_GOAL_:
How many lines in the records below contain the word "name"? Give only the number.

***** EXCERPTED DATA

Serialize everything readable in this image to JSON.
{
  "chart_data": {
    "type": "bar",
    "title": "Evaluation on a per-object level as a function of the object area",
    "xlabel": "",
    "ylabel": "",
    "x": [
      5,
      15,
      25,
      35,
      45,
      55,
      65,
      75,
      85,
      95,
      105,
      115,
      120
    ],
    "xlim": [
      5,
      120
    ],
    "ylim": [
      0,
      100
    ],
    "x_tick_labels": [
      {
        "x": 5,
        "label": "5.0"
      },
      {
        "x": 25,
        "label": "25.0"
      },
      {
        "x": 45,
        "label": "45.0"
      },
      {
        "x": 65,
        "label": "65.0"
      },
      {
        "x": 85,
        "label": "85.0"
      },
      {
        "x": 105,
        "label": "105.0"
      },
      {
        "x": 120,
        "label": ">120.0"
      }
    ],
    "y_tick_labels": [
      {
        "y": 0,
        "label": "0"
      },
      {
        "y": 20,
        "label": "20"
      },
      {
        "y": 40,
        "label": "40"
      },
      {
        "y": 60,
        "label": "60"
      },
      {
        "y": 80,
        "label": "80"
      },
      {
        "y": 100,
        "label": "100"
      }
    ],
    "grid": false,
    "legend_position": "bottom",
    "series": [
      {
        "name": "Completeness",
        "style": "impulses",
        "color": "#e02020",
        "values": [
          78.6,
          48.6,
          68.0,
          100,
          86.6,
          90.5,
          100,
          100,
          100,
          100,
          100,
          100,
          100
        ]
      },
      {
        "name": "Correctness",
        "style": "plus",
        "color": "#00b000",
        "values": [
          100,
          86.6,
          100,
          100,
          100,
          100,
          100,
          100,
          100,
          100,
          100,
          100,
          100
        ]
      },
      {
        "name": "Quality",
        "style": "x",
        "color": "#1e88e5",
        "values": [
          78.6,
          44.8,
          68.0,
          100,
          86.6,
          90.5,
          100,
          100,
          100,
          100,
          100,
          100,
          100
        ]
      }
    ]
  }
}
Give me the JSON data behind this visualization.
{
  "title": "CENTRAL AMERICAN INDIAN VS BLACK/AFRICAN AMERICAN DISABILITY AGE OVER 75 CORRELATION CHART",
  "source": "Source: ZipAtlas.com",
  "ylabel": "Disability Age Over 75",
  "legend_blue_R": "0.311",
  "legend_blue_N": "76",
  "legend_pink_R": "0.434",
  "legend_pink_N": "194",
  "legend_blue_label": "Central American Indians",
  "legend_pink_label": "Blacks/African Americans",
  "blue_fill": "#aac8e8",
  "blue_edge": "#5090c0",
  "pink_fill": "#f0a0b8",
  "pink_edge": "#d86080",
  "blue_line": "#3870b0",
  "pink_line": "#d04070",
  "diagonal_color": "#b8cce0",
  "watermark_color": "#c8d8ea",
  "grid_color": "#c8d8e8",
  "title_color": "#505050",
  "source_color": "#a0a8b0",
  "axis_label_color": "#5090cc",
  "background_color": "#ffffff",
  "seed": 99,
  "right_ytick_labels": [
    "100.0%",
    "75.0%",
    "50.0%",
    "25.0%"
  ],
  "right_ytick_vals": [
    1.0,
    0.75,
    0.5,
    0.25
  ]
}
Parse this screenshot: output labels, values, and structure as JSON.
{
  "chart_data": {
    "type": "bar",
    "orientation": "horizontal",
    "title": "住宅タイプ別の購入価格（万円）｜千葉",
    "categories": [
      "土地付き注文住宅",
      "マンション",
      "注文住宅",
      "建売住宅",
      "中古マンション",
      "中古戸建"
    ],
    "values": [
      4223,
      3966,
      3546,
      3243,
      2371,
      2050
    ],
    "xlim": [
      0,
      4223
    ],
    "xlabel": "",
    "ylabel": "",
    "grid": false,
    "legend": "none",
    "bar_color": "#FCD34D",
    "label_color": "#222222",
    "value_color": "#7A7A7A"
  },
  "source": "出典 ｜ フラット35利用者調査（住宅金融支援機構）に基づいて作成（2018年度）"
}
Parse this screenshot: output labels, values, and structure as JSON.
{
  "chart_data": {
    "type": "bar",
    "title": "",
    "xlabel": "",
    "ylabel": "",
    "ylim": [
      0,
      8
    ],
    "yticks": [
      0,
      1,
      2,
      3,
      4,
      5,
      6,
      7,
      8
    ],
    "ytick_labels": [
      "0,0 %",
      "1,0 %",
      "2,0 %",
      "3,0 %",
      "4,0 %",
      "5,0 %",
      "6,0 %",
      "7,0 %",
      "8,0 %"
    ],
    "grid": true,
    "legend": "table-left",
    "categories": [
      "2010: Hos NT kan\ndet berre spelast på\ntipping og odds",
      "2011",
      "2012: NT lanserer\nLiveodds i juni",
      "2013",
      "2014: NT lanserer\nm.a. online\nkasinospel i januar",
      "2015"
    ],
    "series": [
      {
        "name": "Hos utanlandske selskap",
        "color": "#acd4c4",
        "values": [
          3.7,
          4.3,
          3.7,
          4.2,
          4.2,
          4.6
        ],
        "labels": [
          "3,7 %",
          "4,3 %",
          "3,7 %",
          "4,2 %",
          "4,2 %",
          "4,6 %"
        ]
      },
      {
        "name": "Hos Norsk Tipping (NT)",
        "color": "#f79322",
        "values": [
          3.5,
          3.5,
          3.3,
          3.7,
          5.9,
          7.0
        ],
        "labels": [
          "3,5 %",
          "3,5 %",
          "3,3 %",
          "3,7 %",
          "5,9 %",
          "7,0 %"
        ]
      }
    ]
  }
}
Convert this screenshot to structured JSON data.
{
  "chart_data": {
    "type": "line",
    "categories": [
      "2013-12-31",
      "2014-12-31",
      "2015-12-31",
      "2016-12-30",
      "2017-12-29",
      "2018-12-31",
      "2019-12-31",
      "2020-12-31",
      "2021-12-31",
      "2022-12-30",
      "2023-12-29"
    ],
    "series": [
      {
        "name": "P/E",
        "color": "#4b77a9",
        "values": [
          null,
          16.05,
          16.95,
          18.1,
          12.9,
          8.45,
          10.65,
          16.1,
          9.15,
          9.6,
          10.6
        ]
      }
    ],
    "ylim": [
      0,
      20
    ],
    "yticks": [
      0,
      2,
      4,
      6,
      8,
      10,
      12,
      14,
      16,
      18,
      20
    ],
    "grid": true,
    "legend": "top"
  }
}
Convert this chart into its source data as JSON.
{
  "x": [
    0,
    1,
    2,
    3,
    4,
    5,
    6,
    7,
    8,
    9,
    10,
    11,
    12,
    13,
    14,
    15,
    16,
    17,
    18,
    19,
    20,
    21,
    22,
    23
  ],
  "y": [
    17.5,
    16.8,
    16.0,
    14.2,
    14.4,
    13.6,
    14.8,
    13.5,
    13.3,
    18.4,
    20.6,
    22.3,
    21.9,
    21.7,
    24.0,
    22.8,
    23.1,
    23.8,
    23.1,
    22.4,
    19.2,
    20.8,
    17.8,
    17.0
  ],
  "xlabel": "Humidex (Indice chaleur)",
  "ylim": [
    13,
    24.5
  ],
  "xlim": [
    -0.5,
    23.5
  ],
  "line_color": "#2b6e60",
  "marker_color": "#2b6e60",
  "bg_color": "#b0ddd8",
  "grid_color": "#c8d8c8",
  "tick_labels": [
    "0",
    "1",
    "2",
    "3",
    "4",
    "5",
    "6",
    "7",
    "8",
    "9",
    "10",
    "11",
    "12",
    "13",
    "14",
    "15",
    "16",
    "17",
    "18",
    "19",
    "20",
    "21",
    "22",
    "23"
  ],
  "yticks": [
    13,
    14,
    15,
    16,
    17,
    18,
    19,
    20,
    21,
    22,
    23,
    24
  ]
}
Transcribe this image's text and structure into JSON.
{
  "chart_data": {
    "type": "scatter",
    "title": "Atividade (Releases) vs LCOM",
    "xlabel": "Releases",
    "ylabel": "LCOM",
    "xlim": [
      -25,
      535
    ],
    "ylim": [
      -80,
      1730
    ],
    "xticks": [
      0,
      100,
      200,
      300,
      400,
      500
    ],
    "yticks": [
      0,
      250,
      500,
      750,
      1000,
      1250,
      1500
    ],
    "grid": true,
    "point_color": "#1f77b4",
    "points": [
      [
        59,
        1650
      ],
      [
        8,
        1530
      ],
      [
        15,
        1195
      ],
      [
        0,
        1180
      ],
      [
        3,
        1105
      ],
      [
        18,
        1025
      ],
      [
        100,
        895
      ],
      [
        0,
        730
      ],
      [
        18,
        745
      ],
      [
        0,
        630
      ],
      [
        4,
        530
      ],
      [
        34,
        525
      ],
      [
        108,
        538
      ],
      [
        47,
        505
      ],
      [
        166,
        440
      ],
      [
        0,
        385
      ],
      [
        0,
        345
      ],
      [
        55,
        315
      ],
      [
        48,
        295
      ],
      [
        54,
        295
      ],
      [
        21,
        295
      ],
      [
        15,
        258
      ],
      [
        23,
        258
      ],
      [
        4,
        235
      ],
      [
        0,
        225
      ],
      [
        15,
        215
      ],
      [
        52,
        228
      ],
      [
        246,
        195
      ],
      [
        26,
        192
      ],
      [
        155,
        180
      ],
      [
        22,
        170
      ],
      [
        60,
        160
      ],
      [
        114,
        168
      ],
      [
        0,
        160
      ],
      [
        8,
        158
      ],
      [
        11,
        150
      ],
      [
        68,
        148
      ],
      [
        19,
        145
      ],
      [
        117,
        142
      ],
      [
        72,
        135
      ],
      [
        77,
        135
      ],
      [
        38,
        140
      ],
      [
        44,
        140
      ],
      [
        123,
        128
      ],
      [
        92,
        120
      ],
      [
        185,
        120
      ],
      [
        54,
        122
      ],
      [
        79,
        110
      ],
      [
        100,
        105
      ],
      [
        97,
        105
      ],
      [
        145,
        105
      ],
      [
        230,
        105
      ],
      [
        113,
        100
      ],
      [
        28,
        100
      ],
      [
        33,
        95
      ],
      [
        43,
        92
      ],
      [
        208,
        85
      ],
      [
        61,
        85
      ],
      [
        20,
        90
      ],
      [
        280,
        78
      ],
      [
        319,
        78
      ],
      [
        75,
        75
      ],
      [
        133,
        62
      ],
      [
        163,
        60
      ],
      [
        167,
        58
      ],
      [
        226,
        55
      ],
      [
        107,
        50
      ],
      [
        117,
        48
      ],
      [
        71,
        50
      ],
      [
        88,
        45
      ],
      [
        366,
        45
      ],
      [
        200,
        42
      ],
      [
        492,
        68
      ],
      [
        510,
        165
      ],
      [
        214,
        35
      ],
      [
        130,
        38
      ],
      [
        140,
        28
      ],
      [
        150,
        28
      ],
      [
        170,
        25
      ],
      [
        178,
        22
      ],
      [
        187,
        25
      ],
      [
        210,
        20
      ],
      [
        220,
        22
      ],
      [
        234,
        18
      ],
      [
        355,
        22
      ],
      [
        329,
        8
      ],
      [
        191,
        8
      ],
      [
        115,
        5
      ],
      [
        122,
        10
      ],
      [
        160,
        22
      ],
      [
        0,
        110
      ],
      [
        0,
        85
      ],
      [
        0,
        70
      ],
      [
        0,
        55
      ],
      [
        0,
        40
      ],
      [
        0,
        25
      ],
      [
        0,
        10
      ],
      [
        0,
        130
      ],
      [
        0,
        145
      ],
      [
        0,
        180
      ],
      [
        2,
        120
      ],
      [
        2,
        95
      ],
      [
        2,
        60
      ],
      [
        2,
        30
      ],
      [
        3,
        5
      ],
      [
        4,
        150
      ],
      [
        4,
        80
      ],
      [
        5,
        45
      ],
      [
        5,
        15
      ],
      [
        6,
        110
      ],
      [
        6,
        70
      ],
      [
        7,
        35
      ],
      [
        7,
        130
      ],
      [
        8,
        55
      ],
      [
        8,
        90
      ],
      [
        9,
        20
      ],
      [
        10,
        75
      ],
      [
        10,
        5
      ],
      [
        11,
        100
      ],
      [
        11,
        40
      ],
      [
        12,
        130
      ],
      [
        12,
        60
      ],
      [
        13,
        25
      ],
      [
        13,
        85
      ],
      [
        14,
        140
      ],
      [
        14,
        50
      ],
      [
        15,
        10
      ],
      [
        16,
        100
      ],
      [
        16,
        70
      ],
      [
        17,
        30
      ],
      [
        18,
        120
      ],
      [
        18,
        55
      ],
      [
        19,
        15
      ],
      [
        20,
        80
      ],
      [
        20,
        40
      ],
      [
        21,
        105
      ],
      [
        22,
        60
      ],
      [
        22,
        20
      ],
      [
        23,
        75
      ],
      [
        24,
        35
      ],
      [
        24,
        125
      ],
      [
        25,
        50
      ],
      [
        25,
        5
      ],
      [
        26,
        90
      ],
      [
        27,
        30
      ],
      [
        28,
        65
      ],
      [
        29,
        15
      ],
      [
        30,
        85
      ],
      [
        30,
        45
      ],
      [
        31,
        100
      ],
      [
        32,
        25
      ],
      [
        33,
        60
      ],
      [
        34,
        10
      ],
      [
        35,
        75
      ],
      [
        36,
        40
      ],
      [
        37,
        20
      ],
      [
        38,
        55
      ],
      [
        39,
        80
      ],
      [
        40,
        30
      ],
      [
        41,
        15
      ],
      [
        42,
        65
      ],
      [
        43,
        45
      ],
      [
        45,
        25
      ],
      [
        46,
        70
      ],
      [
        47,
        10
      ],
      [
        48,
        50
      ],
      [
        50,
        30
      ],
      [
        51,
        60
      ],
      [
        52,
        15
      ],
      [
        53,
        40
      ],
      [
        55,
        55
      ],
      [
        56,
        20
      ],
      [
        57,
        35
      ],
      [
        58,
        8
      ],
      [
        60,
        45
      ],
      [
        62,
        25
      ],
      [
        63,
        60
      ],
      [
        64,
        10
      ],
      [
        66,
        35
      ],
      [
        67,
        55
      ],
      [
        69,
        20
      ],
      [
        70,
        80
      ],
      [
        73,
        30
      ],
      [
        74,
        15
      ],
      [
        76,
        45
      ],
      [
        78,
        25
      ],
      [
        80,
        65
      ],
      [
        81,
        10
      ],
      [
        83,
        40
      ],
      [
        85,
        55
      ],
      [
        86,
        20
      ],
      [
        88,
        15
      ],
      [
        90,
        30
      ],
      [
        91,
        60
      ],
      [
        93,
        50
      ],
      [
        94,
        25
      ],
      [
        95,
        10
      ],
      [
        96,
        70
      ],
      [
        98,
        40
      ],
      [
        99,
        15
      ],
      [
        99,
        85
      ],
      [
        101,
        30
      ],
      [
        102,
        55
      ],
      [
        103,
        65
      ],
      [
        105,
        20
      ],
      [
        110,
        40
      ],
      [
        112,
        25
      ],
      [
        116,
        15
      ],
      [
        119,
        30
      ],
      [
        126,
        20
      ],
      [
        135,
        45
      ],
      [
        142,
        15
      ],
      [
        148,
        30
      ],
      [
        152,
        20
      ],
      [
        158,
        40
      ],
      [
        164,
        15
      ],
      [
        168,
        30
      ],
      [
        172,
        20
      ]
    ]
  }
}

**********

_RESULT_:
6